To do =>
Report every line from the material that contains the word "Ethereum".

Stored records
-*-*-
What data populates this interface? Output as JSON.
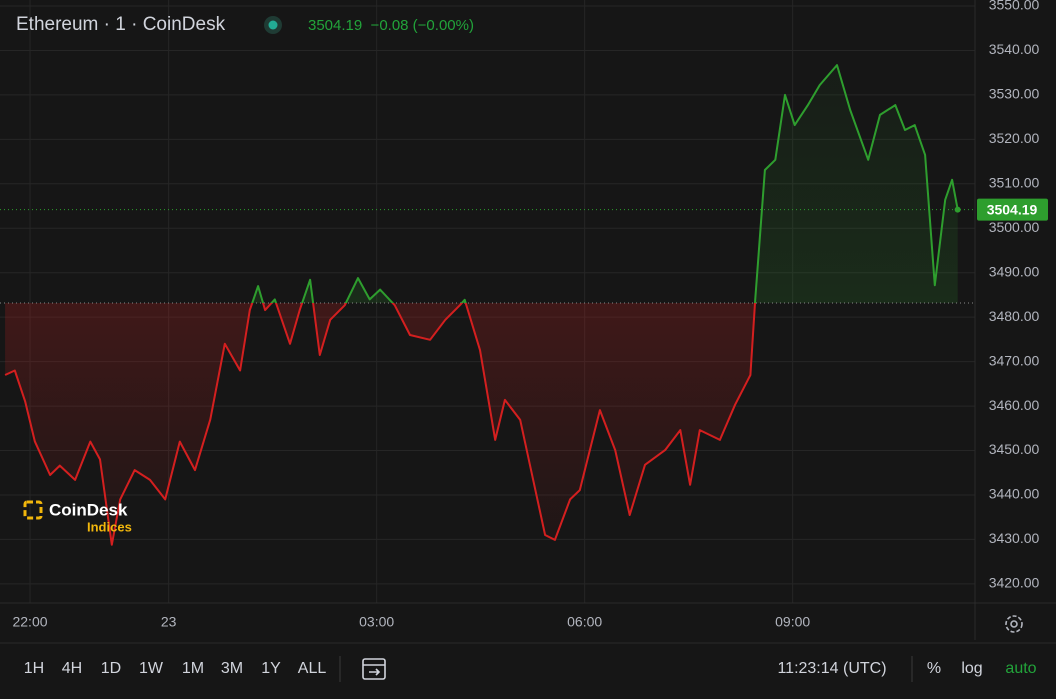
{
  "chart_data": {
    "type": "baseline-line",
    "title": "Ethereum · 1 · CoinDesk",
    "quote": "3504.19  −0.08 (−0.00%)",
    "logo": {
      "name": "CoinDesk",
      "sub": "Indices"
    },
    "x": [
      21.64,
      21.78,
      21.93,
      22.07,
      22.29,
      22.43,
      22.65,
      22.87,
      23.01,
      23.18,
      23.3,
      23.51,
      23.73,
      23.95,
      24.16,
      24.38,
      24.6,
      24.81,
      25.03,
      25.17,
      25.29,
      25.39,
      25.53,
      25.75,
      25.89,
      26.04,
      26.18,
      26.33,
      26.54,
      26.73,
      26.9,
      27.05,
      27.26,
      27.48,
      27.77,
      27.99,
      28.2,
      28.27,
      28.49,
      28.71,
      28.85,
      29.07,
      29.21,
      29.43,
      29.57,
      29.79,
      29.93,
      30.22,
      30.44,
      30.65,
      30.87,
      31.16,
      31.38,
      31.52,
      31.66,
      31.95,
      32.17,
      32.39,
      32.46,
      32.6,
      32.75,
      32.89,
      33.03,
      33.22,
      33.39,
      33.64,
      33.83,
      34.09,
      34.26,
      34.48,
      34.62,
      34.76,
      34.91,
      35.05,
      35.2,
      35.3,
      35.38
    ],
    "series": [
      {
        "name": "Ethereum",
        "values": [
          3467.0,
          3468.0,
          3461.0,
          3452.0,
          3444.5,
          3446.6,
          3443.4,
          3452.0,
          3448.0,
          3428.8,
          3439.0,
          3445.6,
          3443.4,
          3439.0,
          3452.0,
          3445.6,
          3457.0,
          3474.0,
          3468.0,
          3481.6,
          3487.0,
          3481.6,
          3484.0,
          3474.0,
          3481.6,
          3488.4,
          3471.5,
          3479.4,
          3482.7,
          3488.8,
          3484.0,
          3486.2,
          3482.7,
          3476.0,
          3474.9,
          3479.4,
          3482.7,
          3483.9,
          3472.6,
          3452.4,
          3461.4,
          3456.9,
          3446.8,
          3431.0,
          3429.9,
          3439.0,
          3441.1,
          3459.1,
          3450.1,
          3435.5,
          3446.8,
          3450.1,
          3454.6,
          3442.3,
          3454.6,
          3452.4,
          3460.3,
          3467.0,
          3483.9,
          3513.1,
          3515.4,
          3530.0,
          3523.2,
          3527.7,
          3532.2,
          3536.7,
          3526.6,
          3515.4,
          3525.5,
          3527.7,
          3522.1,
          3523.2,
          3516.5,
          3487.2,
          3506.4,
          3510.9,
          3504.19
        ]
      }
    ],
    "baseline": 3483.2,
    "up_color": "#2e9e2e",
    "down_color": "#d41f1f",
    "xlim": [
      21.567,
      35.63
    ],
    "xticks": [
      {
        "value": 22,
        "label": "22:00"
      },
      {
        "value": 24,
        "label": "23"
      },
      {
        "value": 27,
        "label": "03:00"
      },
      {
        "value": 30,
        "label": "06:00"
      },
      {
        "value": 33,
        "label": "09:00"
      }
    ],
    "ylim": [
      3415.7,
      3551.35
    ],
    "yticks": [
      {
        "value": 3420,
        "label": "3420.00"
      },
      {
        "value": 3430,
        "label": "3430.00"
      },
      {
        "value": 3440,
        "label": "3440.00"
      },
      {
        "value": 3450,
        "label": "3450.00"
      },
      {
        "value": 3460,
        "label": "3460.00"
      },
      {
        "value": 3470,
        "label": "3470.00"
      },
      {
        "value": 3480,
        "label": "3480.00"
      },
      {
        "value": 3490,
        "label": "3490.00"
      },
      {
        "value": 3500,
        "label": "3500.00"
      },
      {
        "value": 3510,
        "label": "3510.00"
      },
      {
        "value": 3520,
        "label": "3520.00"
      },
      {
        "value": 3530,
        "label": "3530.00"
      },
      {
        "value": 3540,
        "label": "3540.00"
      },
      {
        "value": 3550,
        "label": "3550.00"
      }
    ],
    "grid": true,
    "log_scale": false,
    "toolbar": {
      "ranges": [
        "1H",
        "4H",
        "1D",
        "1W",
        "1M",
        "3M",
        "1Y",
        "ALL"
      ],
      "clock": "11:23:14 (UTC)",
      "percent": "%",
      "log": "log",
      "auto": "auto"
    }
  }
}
-*-*-
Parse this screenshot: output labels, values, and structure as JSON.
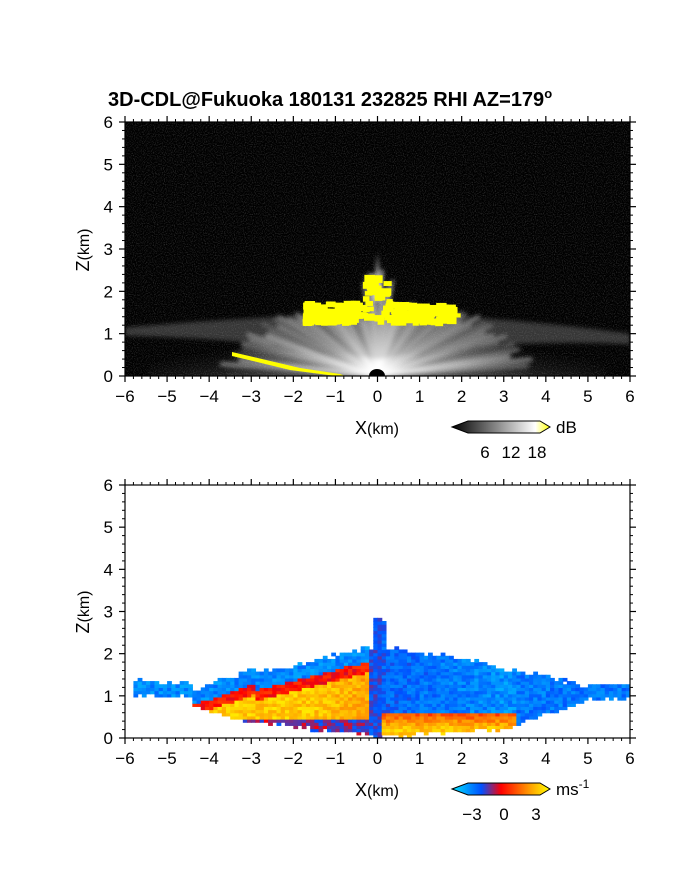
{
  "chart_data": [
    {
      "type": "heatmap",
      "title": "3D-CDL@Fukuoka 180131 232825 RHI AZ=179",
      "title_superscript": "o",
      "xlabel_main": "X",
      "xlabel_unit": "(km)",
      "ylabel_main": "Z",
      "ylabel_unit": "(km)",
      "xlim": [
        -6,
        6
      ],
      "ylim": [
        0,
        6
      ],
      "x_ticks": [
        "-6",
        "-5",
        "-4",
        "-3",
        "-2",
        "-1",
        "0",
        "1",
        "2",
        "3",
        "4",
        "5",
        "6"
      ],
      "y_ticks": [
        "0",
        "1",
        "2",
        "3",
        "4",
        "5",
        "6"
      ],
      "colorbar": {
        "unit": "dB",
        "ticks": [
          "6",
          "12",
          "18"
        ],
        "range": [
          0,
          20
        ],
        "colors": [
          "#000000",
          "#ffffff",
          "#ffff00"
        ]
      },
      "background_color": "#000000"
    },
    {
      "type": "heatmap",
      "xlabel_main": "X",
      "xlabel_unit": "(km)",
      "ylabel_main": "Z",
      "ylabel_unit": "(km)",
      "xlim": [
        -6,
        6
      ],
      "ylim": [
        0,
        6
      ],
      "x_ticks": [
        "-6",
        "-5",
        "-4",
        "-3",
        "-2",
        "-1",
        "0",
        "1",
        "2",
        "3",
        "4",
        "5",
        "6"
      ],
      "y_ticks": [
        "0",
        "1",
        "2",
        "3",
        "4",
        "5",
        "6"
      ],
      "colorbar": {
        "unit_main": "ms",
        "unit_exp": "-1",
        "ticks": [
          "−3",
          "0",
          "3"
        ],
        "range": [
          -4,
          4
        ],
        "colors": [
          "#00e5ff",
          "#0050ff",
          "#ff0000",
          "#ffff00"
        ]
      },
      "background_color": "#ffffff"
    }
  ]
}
-*-*-
Correct response =>
    "title": "Ethereum · 1 · CoinDesk",
        "name": "Ethereum",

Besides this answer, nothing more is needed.